# Dataset
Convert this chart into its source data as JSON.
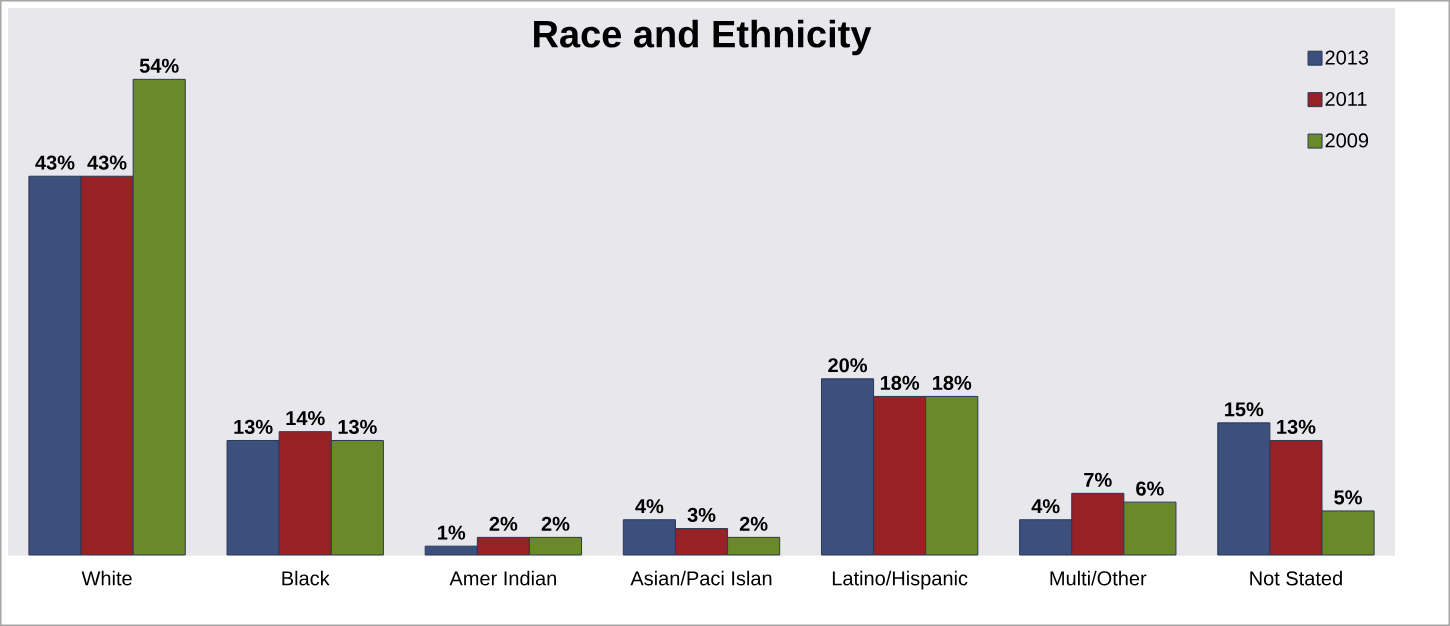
{
  "chart_data": {
    "type": "bar",
    "title": "Race and Ethnicity",
    "categories": [
      "White",
      "Black",
      "Amer Indian",
      "Asian/Paci Islan",
      "Latino/Hispanic",
      "Multi/Other",
      "Not Stated"
    ],
    "series": [
      {
        "name": "2013",
        "color": "#3d4f7c",
        "values": [
          43,
          13,
          1,
          4,
          20,
          4,
          15
        ],
        "value_labels": [
          "43%",
          "13%",
          "1%",
          "4%",
          "20%",
          "4%",
          "15%"
        ]
      },
      {
        "name": "2011",
        "color": "#962226",
        "values": [
          43,
          14,
          2,
          3,
          18,
          7,
          13
        ],
        "value_labels": [
          "43%",
          "14%",
          "2%",
          "3%",
          "18%",
          "7%",
          "13%"
        ]
      },
      {
        "name": "2009",
        "color": "#6a8a2a",
        "values": [
          54,
          13,
          2,
          2,
          18,
          6,
          5
        ],
        "value_labels": [
          "54%",
          "13%",
          "2%",
          "2%",
          "18%",
          "6%",
          "5%"
        ]
      }
    ],
    "legend": "top right"
  }
}
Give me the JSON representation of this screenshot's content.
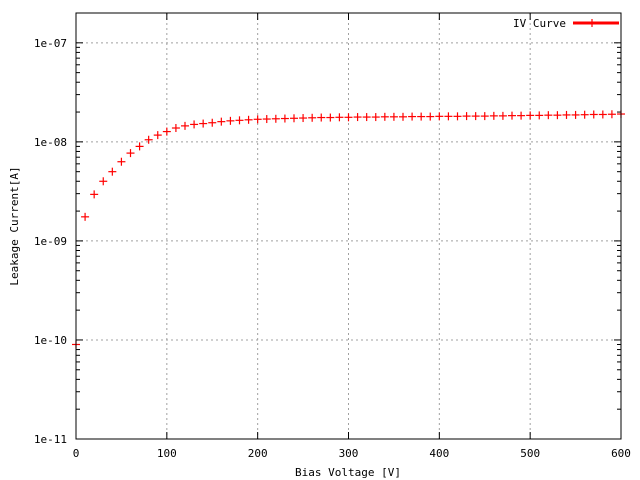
{
  "chart_data": {
    "type": "scatter",
    "xlabel": "Bias Voltage [V]",
    "ylabel": "Leakage Current[A]",
    "xlim": [
      0,
      600
    ],
    "ylim": [
      1e-11,
      2e-07
    ],
    "yscale": "log",
    "grid": true,
    "legend_position": "top-right",
    "x_ticks": [
      0,
      100,
      200,
      300,
      400,
      500,
      600
    ],
    "x_tick_labels": [
      "0",
      "100",
      "200",
      "300",
      "400",
      "500",
      "600"
    ],
    "y_ticks": [
      1e-11,
      1e-10,
      1e-09,
      1e-08,
      1e-07
    ],
    "y_tick_labels": [
      "1e-11",
      "1e-10",
      "1e-09",
      "1e-08",
      "1e-07"
    ],
    "series": [
      {
        "name": "IV Curve",
        "color": "#ff0000",
        "marker": "plus",
        "x": [
          0,
          10,
          20,
          30,
          40,
          50,
          60,
          70,
          80,
          90,
          100,
          110,
          120,
          130,
          140,
          150,
          160,
          170,
          180,
          190,
          200,
          210,
          220,
          230,
          240,
          250,
          260,
          270,
          280,
          290,
          300,
          310,
          320,
          330,
          340,
          350,
          360,
          370,
          380,
          390,
          400,
          410,
          420,
          430,
          440,
          450,
          460,
          470,
          480,
          490,
          500,
          510,
          520,
          530,
          540,
          550,
          560,
          570,
          580,
          590,
          600
        ],
        "y": [
          9e-11,
          1.75e-09,
          2.95e-09,
          4e-09,
          5e-09,
          6.3e-09,
          7.7e-09,
          9e-09,
          1.05e-08,
          1.17e-08,
          1.27e-08,
          1.38e-08,
          1.45e-08,
          1.5e-08,
          1.53e-08,
          1.56e-08,
          1.6e-08,
          1.63e-08,
          1.65e-08,
          1.67e-08,
          1.69e-08,
          1.7e-08,
          1.71e-08,
          1.72e-08,
          1.73e-08,
          1.74e-08,
          1.75e-08,
          1.76e-08,
          1.76e-08,
          1.77e-08,
          1.77e-08,
          1.78e-08,
          1.78e-08,
          1.78e-08,
          1.79e-08,
          1.79e-08,
          1.79e-08,
          1.8e-08,
          1.8e-08,
          1.8e-08,
          1.81e-08,
          1.81e-08,
          1.81e-08,
          1.82e-08,
          1.82e-08,
          1.82e-08,
          1.83e-08,
          1.83e-08,
          1.84e-08,
          1.84e-08,
          1.85e-08,
          1.85e-08,
          1.86e-08,
          1.86e-08,
          1.87e-08,
          1.87e-08,
          1.88e-08,
          1.89e-08,
          1.89e-08,
          1.9e-08,
          1.91e-08
        ]
      }
    ]
  }
}
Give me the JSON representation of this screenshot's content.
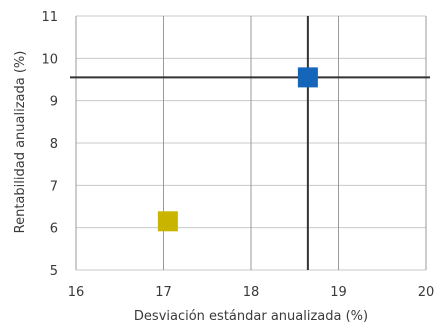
{
  "chart_data": {
    "type": "scatter",
    "title": "",
    "xlabel": "Desviación estándar anualizada (%)",
    "ylabel": "Rentabilidad anualizada (%)",
    "xlim": [
      16,
      20
    ],
    "ylim": [
      5,
      11
    ],
    "x_ticks": [
      16,
      17,
      18,
      19,
      20
    ],
    "y_ticks": [
      5,
      6,
      7,
      8,
      9,
      10,
      11
    ],
    "grid": true,
    "points": [
      {
        "x": 18.65,
        "y": 9.55,
        "color": "#1565b8"
      },
      {
        "x": 17.05,
        "y": 6.15,
        "color": "#c9b400"
      }
    ],
    "reference_lines": {
      "x": 18.65,
      "y": 9.55,
      "color": "#333333"
    }
  }
}
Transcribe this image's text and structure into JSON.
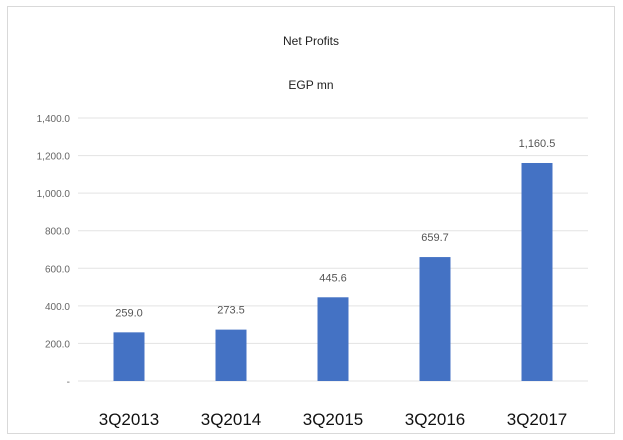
{
  "chart_data": {
    "type": "bar",
    "title": "Net Profits",
    "subtitle": "EGP mn",
    "xlabel": "",
    "ylabel": "",
    "categories": [
      "3Q2013",
      "3Q2014",
      "3Q2015",
      "3Q2016",
      "3Q2017"
    ],
    "values": [
      259.0,
      273.5,
      445.6,
      659.7,
      1160.5
    ],
    "data_labels": [
      "259.0",
      "273.5",
      "445.6",
      "659.7",
      "1,160.5"
    ],
    "ylim": [
      0,
      1400
    ],
    "yticks": [
      0,
      200,
      400,
      600,
      800,
      1000,
      1200,
      1400
    ],
    "ytick_labels": [
      "-",
      "200.0",
      "400.0",
      "600.0",
      "800.0",
      "1,000.0",
      "1,200.0",
      "1,400.0"
    ],
    "grid": true,
    "legend": "none",
    "bar_color": "#4472c4",
    "grid_color": "#e3e3e3"
  }
}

# Challenge
Give all the entries again exactly, dropping each picture.

# Output for this exercise
Convert this chart into its source data as JSON.
{
  "chart_data": {
    "type": "bar",
    "title": "Race and Ethnicity",
    "categories": [
      "White",
      "Black",
      "Amer Indian",
      "Asian/Paci Islan",
      "Latino/Hispanic",
      "Multi/Other",
      "Not Stated"
    ],
    "series": [
      {
        "name": "2013",
        "color": "#3d4f7c",
        "values": [
          43,
          13,
          1,
          4,
          20,
          4,
          15
        ],
        "value_labels": [
          "43%",
          "13%",
          "1%",
          "4%",
          "20%",
          "4%",
          "15%"
        ]
      },
      {
        "name": "2011",
        "color": "#962226",
        "values": [
          43,
          14,
          2,
          3,
          18,
          7,
          13
        ],
        "value_labels": [
          "43%",
          "14%",
          "2%",
          "3%",
          "18%",
          "7%",
          "13%"
        ]
      },
      {
        "name": "2009",
        "color": "#6a8a2a",
        "values": [
          54,
          13,
          2,
          2,
          18,
          6,
          5
        ],
        "value_labels": [
          "54%",
          "13%",
          "2%",
          "2%",
          "18%",
          "6%",
          "5%"
        ]
      }
    ],
    "legend": "top right"
  }
}
Give me the JSON representation of this screenshot's content.
{
  "chart_data": {
    "type": "scatter",
    "xlabel": "Bias Voltage [V]",
    "ylabel": "Leakage Current[A]",
    "xlim": [
      0,
      600
    ],
    "ylim": [
      1e-11,
      2e-07
    ],
    "yscale": "log",
    "grid": true,
    "legend_position": "top-right",
    "x_ticks": [
      0,
      100,
      200,
      300,
      400,
      500,
      600
    ],
    "x_tick_labels": [
      "0",
      "100",
      "200",
      "300",
      "400",
      "500",
      "600"
    ],
    "y_ticks": [
      1e-11,
      1e-10,
      1e-09,
      1e-08,
      1e-07
    ],
    "y_tick_labels": [
      "1e-11",
      "1e-10",
      "1e-09",
      "1e-08",
      "1e-07"
    ],
    "series": [
      {
        "name": "IV Curve",
        "color": "#ff0000",
        "marker": "plus",
        "x": [
          0,
          10,
          20,
          30,
          40,
          50,
          60,
          70,
          80,
          90,
          100,
          110,
          120,
          130,
          140,
          150,
          160,
          170,
          180,
          190,
          200,
          210,
          220,
          230,
          240,
          250,
          260,
          270,
          280,
          290,
          300,
          310,
          320,
          330,
          340,
          350,
          360,
          370,
          380,
          390,
          400,
          410,
          420,
          430,
          440,
          450,
          460,
          470,
          480,
          490,
          500,
          510,
          520,
          530,
          540,
          550,
          560,
          570,
          580,
          590,
          600
        ],
        "y": [
          9e-11,
          1.75e-09,
          2.95e-09,
          4e-09,
          5e-09,
          6.3e-09,
          7.7e-09,
          9e-09,
          1.05e-08,
          1.17e-08,
          1.27e-08,
          1.38e-08,
          1.45e-08,
          1.5e-08,
          1.53e-08,
          1.56e-08,
          1.6e-08,
          1.63e-08,
          1.65e-08,
          1.67e-08,
          1.69e-08,
          1.7e-08,
          1.71e-08,
          1.72e-08,
          1.73e-08,
          1.74e-08,
          1.75e-08,
          1.76e-08,
          1.76e-08,
          1.77e-08,
          1.77e-08,
          1.78e-08,
          1.78e-08,
          1.78e-08,
          1.79e-08,
          1.79e-08,
          1.79e-08,
          1.8e-08,
          1.8e-08,
          1.8e-08,
          1.81e-08,
          1.81e-08,
          1.81e-08,
          1.82e-08,
          1.82e-08,
          1.82e-08,
          1.83e-08,
          1.83e-08,
          1.84e-08,
          1.84e-08,
          1.85e-08,
          1.85e-08,
          1.86e-08,
          1.86e-08,
          1.87e-08,
          1.87e-08,
          1.88e-08,
          1.89e-08,
          1.89e-08,
          1.9e-08,
          1.91e-08
        ]
      }
    ]
  }
}
Give me the JSON representation of this screenshot's content.
{
  "chart_data": {
    "type": "scatter",
    "title": "",
    "xlabel": "Desviación estándar anualizada (%)",
    "ylabel": "Rentabilidad anualizada (%)",
    "xlim": [
      16,
      20
    ],
    "ylim": [
      5,
      11
    ],
    "x_ticks": [
      16,
      17,
      18,
      19,
      20
    ],
    "y_ticks": [
      5,
      6,
      7,
      8,
      9,
      10,
      11
    ],
    "grid": true,
    "points": [
      {
        "x": 18.65,
        "y": 9.55,
        "color": "#1565b8"
      },
      {
        "x": 17.05,
        "y": 6.15,
        "color": "#c9b400"
      }
    ],
    "reference_lines": {
      "x": 18.65,
      "y": 9.55,
      "color": "#333333"
    }
  }
}
Transcribe this image's text and structure into JSON.
{
  "chart_data": {
    "type": "bar",
    "title": "Net Profits",
    "subtitle": "EGP mn",
    "xlabel": "",
    "ylabel": "",
    "categories": [
      "3Q2013",
      "3Q2014",
      "3Q2015",
      "3Q2016",
      "3Q2017"
    ],
    "values": [
      259.0,
      273.5,
      445.6,
      659.7,
      1160.5
    ],
    "data_labels": [
      "259.0",
      "273.5",
      "445.6",
      "659.7",
      "1,160.5"
    ],
    "ylim": [
      0,
      1400
    ],
    "yticks": [
      0,
      200,
      400,
      600,
      800,
      1000,
      1200,
      1400
    ],
    "ytick_labels": [
      "-",
      "200.0",
      "400.0",
      "600.0",
      "800.0",
      "1,000.0",
      "1,200.0",
      "1,400.0"
    ],
    "grid": true,
    "legend": "none",
    "bar_color": "#4472c4",
    "grid_color": "#e3e3e3"
  }
}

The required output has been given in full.